_Task_.
Look for the string "biodiversity" and copy every line that has it.

Raw records
============================================================
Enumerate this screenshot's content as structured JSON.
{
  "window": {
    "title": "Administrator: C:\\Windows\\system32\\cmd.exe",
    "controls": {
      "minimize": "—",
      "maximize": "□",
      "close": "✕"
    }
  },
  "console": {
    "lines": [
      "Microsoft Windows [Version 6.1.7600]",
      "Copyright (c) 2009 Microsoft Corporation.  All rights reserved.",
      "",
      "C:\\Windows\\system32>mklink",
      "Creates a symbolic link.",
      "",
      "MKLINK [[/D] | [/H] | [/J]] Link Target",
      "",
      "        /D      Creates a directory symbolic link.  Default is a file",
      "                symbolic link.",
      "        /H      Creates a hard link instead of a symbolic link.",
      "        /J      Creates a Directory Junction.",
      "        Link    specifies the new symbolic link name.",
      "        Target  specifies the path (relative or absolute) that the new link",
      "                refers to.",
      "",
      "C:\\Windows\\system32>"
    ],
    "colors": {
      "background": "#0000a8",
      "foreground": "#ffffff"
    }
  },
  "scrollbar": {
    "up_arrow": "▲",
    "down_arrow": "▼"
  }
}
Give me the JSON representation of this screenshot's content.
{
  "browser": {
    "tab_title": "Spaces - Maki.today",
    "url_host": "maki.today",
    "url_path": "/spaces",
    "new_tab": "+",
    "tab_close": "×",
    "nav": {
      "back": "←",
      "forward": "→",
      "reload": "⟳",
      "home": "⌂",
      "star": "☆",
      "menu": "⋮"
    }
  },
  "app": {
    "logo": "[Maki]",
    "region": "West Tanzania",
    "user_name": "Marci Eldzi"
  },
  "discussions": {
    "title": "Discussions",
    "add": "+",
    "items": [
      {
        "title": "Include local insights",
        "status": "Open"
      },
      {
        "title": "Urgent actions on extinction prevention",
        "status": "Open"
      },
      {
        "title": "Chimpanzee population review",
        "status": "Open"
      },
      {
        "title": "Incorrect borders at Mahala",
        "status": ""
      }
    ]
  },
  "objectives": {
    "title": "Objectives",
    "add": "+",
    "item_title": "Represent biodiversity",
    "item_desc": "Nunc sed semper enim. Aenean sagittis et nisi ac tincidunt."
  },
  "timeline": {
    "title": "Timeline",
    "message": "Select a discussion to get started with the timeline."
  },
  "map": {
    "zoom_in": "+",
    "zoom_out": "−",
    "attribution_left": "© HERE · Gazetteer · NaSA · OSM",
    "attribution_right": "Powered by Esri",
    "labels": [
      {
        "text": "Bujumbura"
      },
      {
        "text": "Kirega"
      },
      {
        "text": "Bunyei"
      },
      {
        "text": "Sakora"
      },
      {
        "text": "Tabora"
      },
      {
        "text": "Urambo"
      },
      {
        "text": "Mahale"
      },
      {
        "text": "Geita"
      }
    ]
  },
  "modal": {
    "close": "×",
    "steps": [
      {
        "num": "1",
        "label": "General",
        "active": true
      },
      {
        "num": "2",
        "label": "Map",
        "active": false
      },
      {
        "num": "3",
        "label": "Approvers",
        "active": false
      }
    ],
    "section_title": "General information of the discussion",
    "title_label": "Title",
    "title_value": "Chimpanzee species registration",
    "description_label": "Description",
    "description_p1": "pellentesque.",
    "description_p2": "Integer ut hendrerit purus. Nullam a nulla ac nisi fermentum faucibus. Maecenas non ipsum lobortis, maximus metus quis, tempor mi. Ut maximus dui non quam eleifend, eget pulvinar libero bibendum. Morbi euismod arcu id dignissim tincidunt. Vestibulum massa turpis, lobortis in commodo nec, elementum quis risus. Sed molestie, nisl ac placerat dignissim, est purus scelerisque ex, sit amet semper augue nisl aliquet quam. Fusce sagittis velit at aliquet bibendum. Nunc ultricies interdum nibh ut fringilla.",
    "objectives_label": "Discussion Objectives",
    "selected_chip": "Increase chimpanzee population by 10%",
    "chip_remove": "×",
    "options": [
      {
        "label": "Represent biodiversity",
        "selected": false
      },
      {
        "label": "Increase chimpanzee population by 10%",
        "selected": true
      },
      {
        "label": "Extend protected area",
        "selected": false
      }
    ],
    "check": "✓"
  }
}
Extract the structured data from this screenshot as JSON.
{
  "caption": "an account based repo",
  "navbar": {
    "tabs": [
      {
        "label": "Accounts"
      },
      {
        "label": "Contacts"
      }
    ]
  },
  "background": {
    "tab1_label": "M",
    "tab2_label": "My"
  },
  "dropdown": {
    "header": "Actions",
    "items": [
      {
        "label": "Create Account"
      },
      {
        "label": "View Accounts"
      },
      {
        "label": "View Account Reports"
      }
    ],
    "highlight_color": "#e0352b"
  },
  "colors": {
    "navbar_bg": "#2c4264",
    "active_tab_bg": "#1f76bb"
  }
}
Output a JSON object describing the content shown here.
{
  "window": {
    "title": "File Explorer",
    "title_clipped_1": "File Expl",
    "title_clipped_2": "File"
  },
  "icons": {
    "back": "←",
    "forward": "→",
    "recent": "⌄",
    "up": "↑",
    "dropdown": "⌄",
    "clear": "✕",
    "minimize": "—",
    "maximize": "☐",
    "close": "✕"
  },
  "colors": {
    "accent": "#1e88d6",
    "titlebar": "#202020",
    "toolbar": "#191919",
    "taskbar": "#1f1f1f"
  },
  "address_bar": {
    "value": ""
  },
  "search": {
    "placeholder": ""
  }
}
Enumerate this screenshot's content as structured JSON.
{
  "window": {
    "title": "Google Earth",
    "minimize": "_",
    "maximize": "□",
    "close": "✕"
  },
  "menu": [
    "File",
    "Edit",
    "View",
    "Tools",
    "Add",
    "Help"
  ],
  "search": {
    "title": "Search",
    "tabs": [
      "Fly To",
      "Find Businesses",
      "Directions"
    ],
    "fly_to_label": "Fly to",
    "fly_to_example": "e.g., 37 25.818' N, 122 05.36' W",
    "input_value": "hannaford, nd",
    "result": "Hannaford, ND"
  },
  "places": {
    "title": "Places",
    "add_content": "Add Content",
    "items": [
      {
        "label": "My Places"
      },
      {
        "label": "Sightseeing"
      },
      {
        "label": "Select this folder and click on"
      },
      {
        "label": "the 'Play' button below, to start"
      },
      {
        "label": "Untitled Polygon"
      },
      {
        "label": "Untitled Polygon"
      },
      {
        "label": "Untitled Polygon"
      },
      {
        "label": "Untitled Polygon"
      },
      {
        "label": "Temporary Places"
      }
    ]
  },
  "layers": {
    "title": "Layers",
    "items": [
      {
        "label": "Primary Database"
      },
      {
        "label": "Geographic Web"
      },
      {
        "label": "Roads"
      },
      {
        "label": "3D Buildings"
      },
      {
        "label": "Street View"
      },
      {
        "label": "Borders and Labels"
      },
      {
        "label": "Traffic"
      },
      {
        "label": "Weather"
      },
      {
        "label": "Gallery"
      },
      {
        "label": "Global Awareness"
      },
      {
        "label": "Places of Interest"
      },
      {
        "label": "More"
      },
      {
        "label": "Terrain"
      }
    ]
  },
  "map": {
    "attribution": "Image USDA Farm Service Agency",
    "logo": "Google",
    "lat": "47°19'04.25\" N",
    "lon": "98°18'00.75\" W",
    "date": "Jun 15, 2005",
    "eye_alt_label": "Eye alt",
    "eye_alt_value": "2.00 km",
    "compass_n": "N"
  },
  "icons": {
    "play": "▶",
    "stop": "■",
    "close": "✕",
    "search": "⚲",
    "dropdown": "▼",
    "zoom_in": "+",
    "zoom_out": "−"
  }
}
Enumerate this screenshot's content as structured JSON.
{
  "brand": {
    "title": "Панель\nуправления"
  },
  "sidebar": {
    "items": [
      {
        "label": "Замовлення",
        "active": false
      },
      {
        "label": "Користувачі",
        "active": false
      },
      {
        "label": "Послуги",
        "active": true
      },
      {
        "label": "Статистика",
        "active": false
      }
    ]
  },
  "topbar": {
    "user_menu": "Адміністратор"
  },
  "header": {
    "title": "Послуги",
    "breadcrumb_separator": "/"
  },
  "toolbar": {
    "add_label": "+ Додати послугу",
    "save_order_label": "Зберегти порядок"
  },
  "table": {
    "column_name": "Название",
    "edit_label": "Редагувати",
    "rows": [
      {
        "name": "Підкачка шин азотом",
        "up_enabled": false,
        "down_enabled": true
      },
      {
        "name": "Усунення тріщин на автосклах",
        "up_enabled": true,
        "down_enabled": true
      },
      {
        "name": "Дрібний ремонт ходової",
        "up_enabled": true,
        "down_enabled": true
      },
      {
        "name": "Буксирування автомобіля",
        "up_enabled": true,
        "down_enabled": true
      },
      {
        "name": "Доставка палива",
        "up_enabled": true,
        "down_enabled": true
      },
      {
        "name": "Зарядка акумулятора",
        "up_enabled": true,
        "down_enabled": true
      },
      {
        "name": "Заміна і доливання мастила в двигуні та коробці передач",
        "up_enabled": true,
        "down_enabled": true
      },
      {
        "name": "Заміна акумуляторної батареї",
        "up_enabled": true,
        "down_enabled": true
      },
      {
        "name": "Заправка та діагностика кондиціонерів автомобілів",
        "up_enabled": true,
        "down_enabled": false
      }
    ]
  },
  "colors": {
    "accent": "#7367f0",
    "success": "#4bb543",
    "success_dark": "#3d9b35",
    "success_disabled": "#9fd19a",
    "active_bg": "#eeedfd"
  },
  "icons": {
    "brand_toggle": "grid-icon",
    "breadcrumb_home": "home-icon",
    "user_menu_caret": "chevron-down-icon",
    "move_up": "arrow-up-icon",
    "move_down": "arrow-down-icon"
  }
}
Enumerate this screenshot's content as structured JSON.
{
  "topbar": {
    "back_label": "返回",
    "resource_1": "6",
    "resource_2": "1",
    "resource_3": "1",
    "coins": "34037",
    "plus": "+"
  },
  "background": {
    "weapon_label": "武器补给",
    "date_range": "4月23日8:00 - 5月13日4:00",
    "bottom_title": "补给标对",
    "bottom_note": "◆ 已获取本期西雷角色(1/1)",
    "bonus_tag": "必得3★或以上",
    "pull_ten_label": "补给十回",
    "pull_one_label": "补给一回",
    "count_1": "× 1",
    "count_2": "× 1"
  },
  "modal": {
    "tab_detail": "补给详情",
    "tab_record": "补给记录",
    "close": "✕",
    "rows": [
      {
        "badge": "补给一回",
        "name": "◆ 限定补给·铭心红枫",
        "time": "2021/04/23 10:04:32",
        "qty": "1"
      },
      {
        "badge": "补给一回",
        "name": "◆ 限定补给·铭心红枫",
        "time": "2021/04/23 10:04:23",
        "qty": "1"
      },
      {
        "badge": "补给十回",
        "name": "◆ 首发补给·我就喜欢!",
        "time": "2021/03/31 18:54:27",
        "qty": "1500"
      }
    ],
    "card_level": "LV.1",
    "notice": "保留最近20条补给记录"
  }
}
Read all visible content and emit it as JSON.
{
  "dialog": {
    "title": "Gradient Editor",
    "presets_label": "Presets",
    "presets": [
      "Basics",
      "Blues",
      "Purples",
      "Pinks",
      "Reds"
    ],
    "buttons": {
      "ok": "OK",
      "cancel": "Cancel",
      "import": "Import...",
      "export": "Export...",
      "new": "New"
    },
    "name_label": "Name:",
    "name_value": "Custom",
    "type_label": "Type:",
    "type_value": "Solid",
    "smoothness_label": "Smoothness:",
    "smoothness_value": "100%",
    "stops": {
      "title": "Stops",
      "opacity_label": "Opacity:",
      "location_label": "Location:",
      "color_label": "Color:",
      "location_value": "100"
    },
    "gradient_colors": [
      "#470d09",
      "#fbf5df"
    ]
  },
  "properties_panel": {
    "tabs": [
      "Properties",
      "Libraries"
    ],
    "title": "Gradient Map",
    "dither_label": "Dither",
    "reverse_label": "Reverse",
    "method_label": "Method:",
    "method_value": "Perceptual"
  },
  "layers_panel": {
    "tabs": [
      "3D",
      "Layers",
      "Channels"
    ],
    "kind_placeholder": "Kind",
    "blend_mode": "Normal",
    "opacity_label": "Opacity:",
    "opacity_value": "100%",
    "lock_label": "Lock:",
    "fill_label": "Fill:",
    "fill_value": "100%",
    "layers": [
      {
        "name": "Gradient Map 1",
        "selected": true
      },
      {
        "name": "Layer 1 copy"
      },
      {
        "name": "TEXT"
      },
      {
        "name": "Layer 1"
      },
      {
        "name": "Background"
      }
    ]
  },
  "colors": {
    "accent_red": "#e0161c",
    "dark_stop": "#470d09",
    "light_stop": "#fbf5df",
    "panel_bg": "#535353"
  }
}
============================================================
_Full solution_.
    "item_title": "Represent biodiversity",
        "label": "Represent biodiversity",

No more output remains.